### Saved data entries
____________

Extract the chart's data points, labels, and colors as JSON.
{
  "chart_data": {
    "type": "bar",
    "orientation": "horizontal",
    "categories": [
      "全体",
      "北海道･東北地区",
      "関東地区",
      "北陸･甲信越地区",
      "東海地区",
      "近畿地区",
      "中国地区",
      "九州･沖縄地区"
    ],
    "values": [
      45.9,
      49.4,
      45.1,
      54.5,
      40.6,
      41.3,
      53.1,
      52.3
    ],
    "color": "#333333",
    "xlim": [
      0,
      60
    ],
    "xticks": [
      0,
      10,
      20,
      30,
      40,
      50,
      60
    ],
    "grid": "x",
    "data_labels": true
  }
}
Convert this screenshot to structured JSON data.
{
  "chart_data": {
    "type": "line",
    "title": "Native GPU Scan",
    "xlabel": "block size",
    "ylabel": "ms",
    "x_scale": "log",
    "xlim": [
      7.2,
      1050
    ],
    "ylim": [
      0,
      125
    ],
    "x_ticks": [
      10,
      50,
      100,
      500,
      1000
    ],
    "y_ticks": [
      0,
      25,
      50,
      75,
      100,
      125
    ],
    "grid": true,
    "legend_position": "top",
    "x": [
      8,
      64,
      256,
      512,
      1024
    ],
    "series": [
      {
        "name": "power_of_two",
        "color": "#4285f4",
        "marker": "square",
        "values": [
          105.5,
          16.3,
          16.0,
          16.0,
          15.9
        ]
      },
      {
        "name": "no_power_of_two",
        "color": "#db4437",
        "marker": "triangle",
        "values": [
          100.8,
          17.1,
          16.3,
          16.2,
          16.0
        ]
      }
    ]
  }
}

____________

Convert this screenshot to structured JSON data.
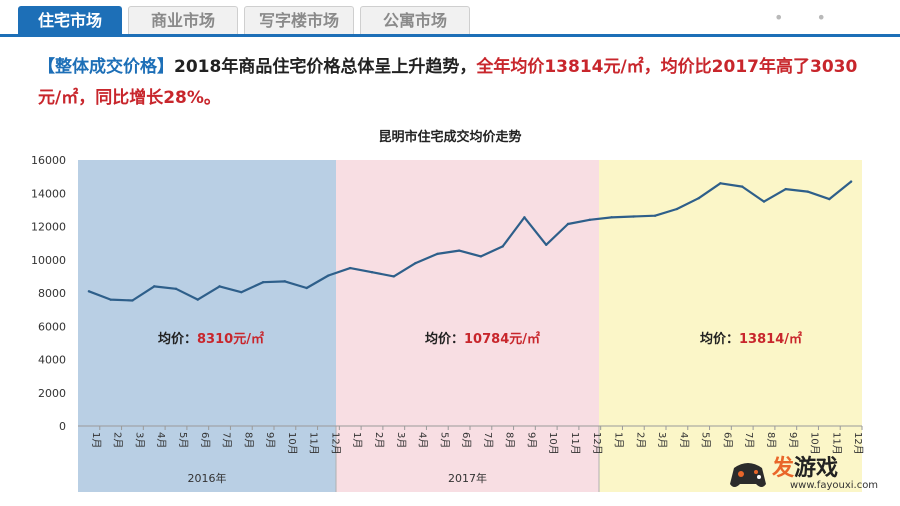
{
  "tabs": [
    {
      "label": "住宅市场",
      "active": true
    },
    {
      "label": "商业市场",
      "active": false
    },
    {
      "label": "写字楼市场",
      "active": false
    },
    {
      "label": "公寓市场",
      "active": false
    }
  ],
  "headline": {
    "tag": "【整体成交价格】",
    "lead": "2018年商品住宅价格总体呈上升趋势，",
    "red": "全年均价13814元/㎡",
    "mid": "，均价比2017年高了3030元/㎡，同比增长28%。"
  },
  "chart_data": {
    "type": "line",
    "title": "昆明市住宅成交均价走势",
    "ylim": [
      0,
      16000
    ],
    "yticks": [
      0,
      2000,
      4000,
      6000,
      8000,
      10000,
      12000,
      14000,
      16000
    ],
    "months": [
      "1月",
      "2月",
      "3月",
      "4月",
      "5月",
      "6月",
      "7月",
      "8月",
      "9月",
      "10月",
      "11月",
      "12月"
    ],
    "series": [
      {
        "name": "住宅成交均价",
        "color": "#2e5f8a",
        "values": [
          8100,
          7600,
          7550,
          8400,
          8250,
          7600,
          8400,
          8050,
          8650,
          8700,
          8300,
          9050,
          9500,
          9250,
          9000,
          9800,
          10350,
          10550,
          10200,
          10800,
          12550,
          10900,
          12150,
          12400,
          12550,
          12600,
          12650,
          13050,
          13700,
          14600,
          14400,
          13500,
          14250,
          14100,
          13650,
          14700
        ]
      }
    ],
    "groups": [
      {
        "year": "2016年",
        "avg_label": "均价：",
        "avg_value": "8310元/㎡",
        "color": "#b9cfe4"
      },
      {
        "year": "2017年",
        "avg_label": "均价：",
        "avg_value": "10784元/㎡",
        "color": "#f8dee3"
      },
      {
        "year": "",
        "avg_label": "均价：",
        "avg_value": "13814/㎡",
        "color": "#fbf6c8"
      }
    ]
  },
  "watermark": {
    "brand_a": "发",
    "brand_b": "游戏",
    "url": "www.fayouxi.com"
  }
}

____________

Which lines in the records above contain the string "title"? Copy each one.

    "title": "Native GPU Scan",
    "title": "昆明市住宅成交均价走势",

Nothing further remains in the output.